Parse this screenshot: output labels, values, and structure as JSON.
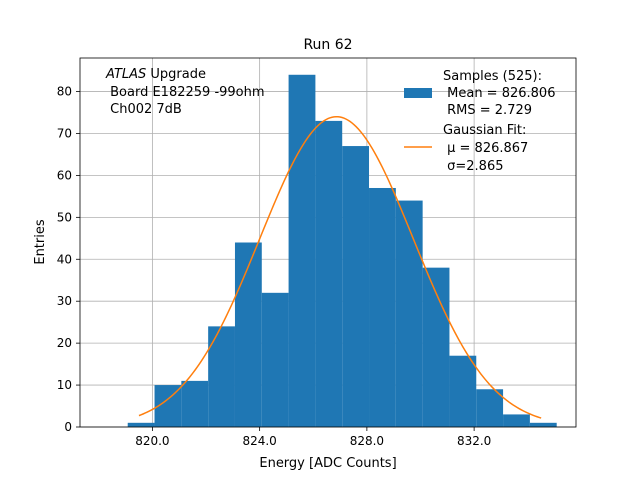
{
  "chart_data": {
    "type": "bar",
    "title": "Run 62",
    "xlabel": "Energy [ADC Counts]",
    "ylabel": "Entries",
    "xlim": [
      817.3,
      835.8
    ],
    "ylim": [
      0,
      88
    ],
    "grid": true,
    "legend_placement": "top-right",
    "x_ticks": [
      {
        "value": 820.0,
        "label": "820.0"
      },
      {
        "value": 824.0,
        "label": "824.0"
      },
      {
        "value": 828.0,
        "label": "828.0"
      },
      {
        "value": 832.0,
        "label": "832.0"
      }
    ],
    "y_ticks": [
      {
        "value": 0,
        "label": "0"
      },
      {
        "value": 10,
        "label": "10"
      },
      {
        "value": 20,
        "label": "20"
      },
      {
        "value": 30,
        "label": "30"
      },
      {
        "value": 40,
        "label": "40"
      },
      {
        "value": 50,
        "label": "50"
      },
      {
        "value": 60,
        "label": "60"
      },
      {
        "value": 70,
        "label": "70"
      },
      {
        "value": 80,
        "label": "80"
      }
    ],
    "histogram": {
      "bin_edges": [
        819.08,
        820.08,
        821.08,
        822.08,
        823.08,
        824.08,
        825.08,
        826.08,
        827.08,
        828.08,
        829.08,
        830.08,
        831.08,
        832.08,
        833.08,
        834.08,
        835.08
      ],
      "counts": [
        1,
        10,
        11,
        24,
        44,
        32,
        84,
        73,
        67,
        57,
        54,
        38,
        17,
        9,
        3,
        1
      ],
      "color": "#1f77b4"
    },
    "fit_curve": {
      "mu": 826.867,
      "sigma": 2.865,
      "amplitude": 74,
      "x_range": [
        819.5,
        834.5
      ],
      "color": "#ff7f0e"
    },
    "annotation": {
      "line1_italic": "ATLAS",
      "line1_rest": " Upgrade",
      "line2": " Board E182259 -99ohm",
      "line3": " Ch002 7dB"
    },
    "legend": [
      {
        "kind": "patch",
        "color": "#1f77b4",
        "lines": [
          "Samples (525):",
          " Mean = 826.806",
          " RMS = 2.729"
        ]
      },
      {
        "kind": "line",
        "color": "#ff7f0e",
        "lines": [
          "Gaussian Fit:",
          " μ = 826.867",
          " σ=2.865"
        ]
      }
    ]
  }
}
* * *
Written instruction:
Print out every entry above without changing a word, and leave out the pictures.

Solution to this problem:
Parse this screenshot: output labels, values, and structure as JSON.
{
  "chart_data": {
    "type": "bar",
    "title": "Run 62",
    "xlabel": "Energy [ADC Counts]",
    "ylabel": "Entries",
    "xlim": [
      817.3,
      835.8
    ],
    "ylim": [
      0,
      88
    ],
    "grid": true,
    "legend_placement": "top-right",
    "x_ticks": [
      {
        "value": 820.0,
        "label": "820.0"
      },
      {
        "value": 824.0,
        "label": "824.0"
      },
      {
        "value": 828.0,
        "label": "828.0"
      },
      {
        "value": 832.0,
        "label": "832.0"
      }
    ],
    "y_ticks": [
      {
        "value": 0,
        "label": "0"
      },
      {
        "value": 10,
        "label": "10"
      },
      {
        "value": 20,
        "label": "20"
      },
      {
        "value": 30,
        "label": "30"
      },
      {
        "value": 40,
        "label": "40"
      },
      {
        "value": 50,
        "label": "50"
      },
      {
        "value": 60,
        "label": "60"
      },
      {
        "value": 70,
        "label": "70"
      },
      {
        "value": 80,
        "label": "80"
      }
    ],
    "histogram": {
      "bin_edges": [
        819.08,
        820.08,
        821.08,
        822.08,
        823.08,
        824.08,
        825.08,
        826.08,
        827.08,
        828.08,
        829.08,
        830.08,
        831.08,
        832.08,
        833.08,
        834.08,
        835.08
      ],
      "counts": [
        1,
        10,
        11,
        24,
        44,
        32,
        84,
        73,
        67,
        57,
        54,
        38,
        17,
        9,
        3,
        1
      ],
      "color": "#1f77b4"
    },
    "fit_curve": {
      "mu": 826.867,
      "sigma": 2.865,
      "amplitude": 74,
      "x_range": [
        819.5,
        834.5
      ],
      "color": "#ff7f0e"
    },
    "annotation": {
      "line1_italic": "ATLAS",
      "line1_rest": " Upgrade",
      "line2": " Board E182259 -99ohm",
      "line3": " Ch002 7dB"
    },
    "legend": [
      {
        "kind": "patch",
        "color": "#1f77b4",
        "lines": [
          "Samples (525):",
          " Mean = 826.806",
          " RMS = 2.729"
        ]
      },
      {
        "kind": "line",
        "color": "#ff7f0e",
        "lines": [
          "Gaussian Fit:",
          " μ = 826.867",
          " σ=2.865"
        ]
      }
    ]
  }
}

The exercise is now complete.